● WHAT IS REQUIRED: Go through the records and show each line where the word "levels" occurs.

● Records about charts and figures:

— BEGIN —

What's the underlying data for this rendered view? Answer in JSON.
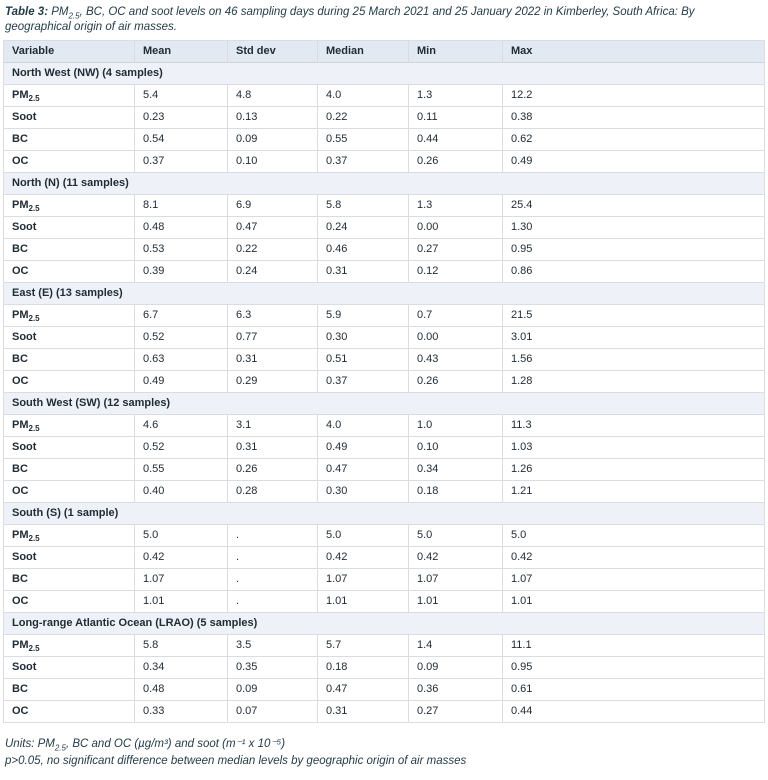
{
  "title": {
    "label": "Table 3:",
    "pm_base": " PM",
    "pm_sub": "2.5",
    "rest": ", BC, OC and soot levels on 46 sampling days during 25 March 2021 and 25 January 2022 in Kimberley, South Africa: By geographical origin of air masses."
  },
  "colors": {
    "header_bg": "#e2e9f2",
    "section_bg": "#eef2f8",
    "border": "#d9dde2",
    "text": "#212d36",
    "caption_text": "#253c49"
  },
  "table": {
    "columns": [
      "Variable",
      "Mean",
      "Std dev",
      "Median",
      "Min",
      "Max"
    ],
    "sections": [
      {
        "header": "North West (NW) (4 samples)",
        "rows": [
          {
            "variable": "PM",
            "variable_sub": "2.5",
            "values": [
              "5.4",
              "4.8",
              "4.0",
              "1.3",
              "12.2"
            ]
          },
          {
            "variable": "Soot",
            "variable_sub": "",
            "values": [
              "0.23",
              "0.13",
              "0.22",
              "0.11",
              "0.38"
            ]
          },
          {
            "variable": "BC",
            "variable_sub": "",
            "values": [
              "0.54",
              "0.09",
              "0.55",
              "0.44",
              "0.62"
            ]
          },
          {
            "variable": "OC",
            "variable_sub": "",
            "values": [
              "0.37",
              "0.10",
              "0.37",
              "0.26",
              "0.49"
            ]
          }
        ]
      },
      {
        "header": "North (N) (11 samples)",
        "rows": [
          {
            "variable": "PM",
            "variable_sub": "2.5",
            "values": [
              "8.1",
              "6.9",
              "5.8",
              "1.3",
              "25.4"
            ]
          },
          {
            "variable": "Soot",
            "variable_sub": "",
            "values": [
              "0.48",
              "0.47",
              "0.24",
              "0.00",
              "1.30"
            ]
          },
          {
            "variable": "BC",
            "variable_sub": "",
            "values": [
              "0.53",
              "0.22",
              "0.46",
              "0.27",
              "0.95"
            ]
          },
          {
            "variable": "OC",
            "variable_sub": "",
            "values": [
              "0.39",
              "0.24",
              "0.31",
              "0.12",
              "0.86"
            ]
          }
        ]
      },
      {
        "header": "East (E) (13 samples)",
        "rows": [
          {
            "variable": "PM",
            "variable_sub": "2.5",
            "values": [
              "6.7",
              "6.3",
              "5.9",
              "0.7",
              "21.5"
            ]
          },
          {
            "variable": "Soot",
            "variable_sub": "",
            "values": [
              "0.52",
              "0.77",
              "0.30",
              "0.00",
              "3.01"
            ]
          },
          {
            "variable": "BC",
            "variable_sub": "",
            "values": [
              "0.63",
              "0.31",
              "0.51",
              "0.43",
              "1.56"
            ]
          },
          {
            "variable": "OC",
            "variable_sub": "",
            "values": [
              "0.49",
              "0.29",
              "0.37",
              "0.26",
              "1.28"
            ]
          }
        ]
      },
      {
        "header": "South West (SW) (12 samples)",
        "rows": [
          {
            "variable": "PM",
            "variable_sub": "2.5",
            "values": [
              "4.6",
              "3.1",
              "4.0",
              "1.0",
              "11.3"
            ]
          },
          {
            "variable": "Soot",
            "variable_sub": "",
            "values": [
              "0.52",
              "0.31",
              "0.49",
              "0.10",
              "1.03"
            ]
          },
          {
            "variable": "BC",
            "variable_sub": "",
            "values": [
              "0.55",
              "0.26",
              "0.47",
              "0.34",
              "1.26"
            ]
          },
          {
            "variable": "OC",
            "variable_sub": "",
            "values": [
              "0.40",
              "0.28",
              "0.30",
              "0.18",
              "1.21"
            ]
          }
        ]
      },
      {
        "header": "South (S) (1 sample)",
        "rows": [
          {
            "variable": "PM",
            "variable_sub": "2.5",
            "values": [
              "5.0",
              ".",
              "5.0",
              "5.0",
              "5.0"
            ]
          },
          {
            "variable": "Soot",
            "variable_sub": "",
            "values": [
              "0.42",
              ".",
              "0.42",
              "0.42",
              "0.42"
            ]
          },
          {
            "variable": "BC",
            "variable_sub": "",
            "values": [
              "1.07",
              ".",
              "1.07",
              "1.07",
              "1.07"
            ]
          },
          {
            "variable": "OC",
            "variable_sub": "",
            "values": [
              "1.01",
              ".",
              "1.01",
              "1.01",
              "1.01"
            ]
          }
        ]
      },
      {
        "header": "Long-range Atlantic Ocean (LRAO) (5 samples)",
        "rows": [
          {
            "variable": "PM",
            "variable_sub": "2.5",
            "values": [
              "5.8",
              "3.5",
              "5.7",
              "1.4",
              "11.1"
            ]
          },
          {
            "variable": "Soot",
            "variable_sub": "",
            "values": [
              "0.34",
              "0.35",
              "0.18",
              "0.09",
              "0.95"
            ]
          },
          {
            "variable": "BC",
            "variable_sub": "",
            "values": [
              "0.48",
              "0.09",
              "0.47",
              "0.36",
              "0.61"
            ]
          },
          {
            "variable": "OC",
            "variable_sub": "",
            "values": [
              "0.33",
              "0.07",
              "0.31",
              "0.27",
              "0.44"
            ]
          }
        ]
      }
    ]
  },
  "footnotes": {
    "units_prefix": "Units: PM",
    "units_sub": "2.5",
    "units_rest": ", BC and OC (µg/m³) and soot (m⁻¹ x 10⁻⁵)",
    "pvalue": "p>0.05, no significant difference between median levels by geographic origin of air masses"
  }
}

— END —

● EXPECTED OUTPUT:
    "rest": ", BC, OC and soot levels on 46 sampling days during 25 March 2021 and 25 January 2022 in Kimberley, South Africa: By geographical origin of air masses."
    "pvalue": "p>0.05, no significant difference between median levels by geographic origin of air masses"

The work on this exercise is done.